__REQUEST__
Report all lines from the entries below in which "layers" appears.

__SUPPLIED ENTRIES__
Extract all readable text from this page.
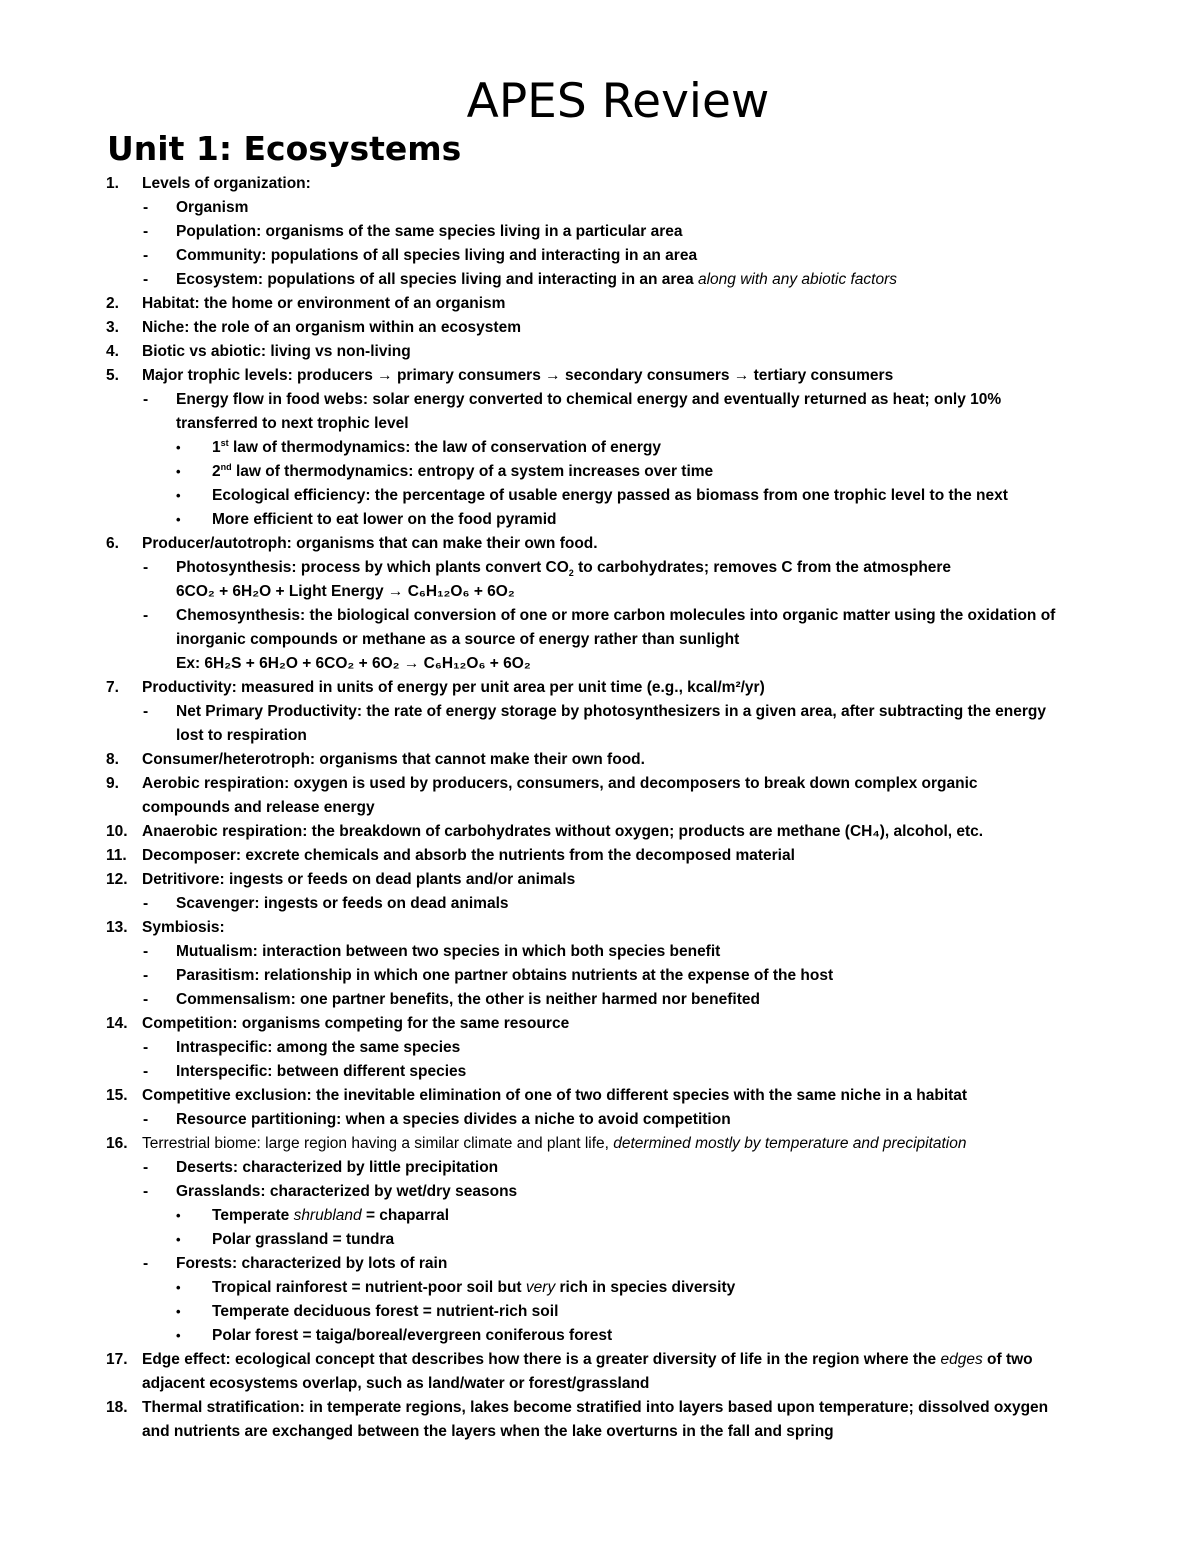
APES Review
Unit 1: Ecosystems
1.	Levels of organization:
- Organism
- Population: organisms of the same species living in a particular area
- Community: populations of all species living and interacting in an area
- Ecosystem: populations of all species living and interacting in an area along with any abiotic factors
2.	Habitat: the home or environment of an organism
3.	Niche: the role of an organism within an ecosystem
4.	Biotic vs abiotic: living vs non-living
5.	Major trophic levels: producers → primary consumers → secondary consumers → tertiary consumers
- Energy flow in food webs: solar energy converted to chemical energy and eventually returned as heat; only 10%
transferred to next trophic level
• 1st law of thermodynamics: the law of conservation of energy
• 2nd law of thermodynamics: entropy of a system increases over time
• Ecological efficiency: the percentage of usable energy passed as biomass from one trophic level to the next
• More efficient to eat lower on the food pyramid
6.	Producer/autotroph: organisms that can make their own food.
- Photosynthesis: process by which plants convert $CO_2$ to carbohydrates; removes C from the atmosphere
6CO₂ + 6H₂O + Light Energy → C₆H₁₂O₆ + 6O₂
- Chemosynthesis: the biological conversion of one or more carbon molecules into organic matter using the oxidation of
inorganic compounds or methane as a source of energy rather than sunlight
Ex: 6H₂S + 6H₂O + 6CO₂ + 6O₂ → C₆H₁₂O₆ + 6O₂
7.	Productivity: measured in units of energy per unit area per unit time (e.g., kcal/m²/yr)
- Net Primary Productivity: the rate of energy storage by photosynthesizers in a given area, after subtracting the energy
lost to respiration
8.	Consumer/heterotroph: organisms that cannot make their own food.
9.	Aerobic respiration: oxygen is used by producers, consumers, and decomposers to break down complex organic
compounds and release energy
10. Anaerobic respiration: the breakdown of carbohydrates without oxygen; products are methane (CH₄), alcohol, etc.
11. Decomposer: excrete chemicals and absorb the nutrients from the decomposed material
12. Detritivore: ingests or feeds on dead plants and/or animals
- Scavenger: ingests or feeds on dead animals
13. Symbiosis:
- Mutualism: interaction between two species in which both species benefit
- Parasitism: relationship in which one partner obtains nutrients at the expense of the host
- Commensalism: one partner benefits, the other is neither harmed nor benefited
14. Competition: organisms competing for the same resource
- Intraspecific: among the same species
- Interspecific: between different species
15. Competitive exclusion: the inevitable elimination of one of two different species with the same niche in a habitat
- Resource partitioning: when a species divides a niche to avoid competition
16. Terrestrial biome: large region having a similar climate and plant life, determined mostly by temperature and precipitation
- Deserts: characterized by little precipitation
- Grasslands: characterized by wet/dry seasons
• Temperate shrubland = chaparral
• Polar grassland = tundra
- Forests: characterized by lots of rain
• Tropical rainforest = nutrient-poor soil but very rich in species diversity
• Temperate deciduous forest = nutrient-rich soil
• Polar forest = taiga/boreal/evergreen coniferous forest
17. Edge effect: ecological concept that describes how there is a greater diversity of life in the region where the edges of two
adjacent ecosystems overlap, such as land/water or forest/grassland
18. Thermal stratification: in temperate regions, lakes become stratified into layers based upon temperature; dissolved oxygen
and nutrients are exchanged between the layers when the lake overturns in the fall and spring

__RESPONSE TO THE EXERCISE__
18. Thermal stratification: in temperate regions, lakes become stratified into layers based upon temperature; dissolved oxygen
and nutrients are exchanged between the layers when the lake overturns in the fall and spring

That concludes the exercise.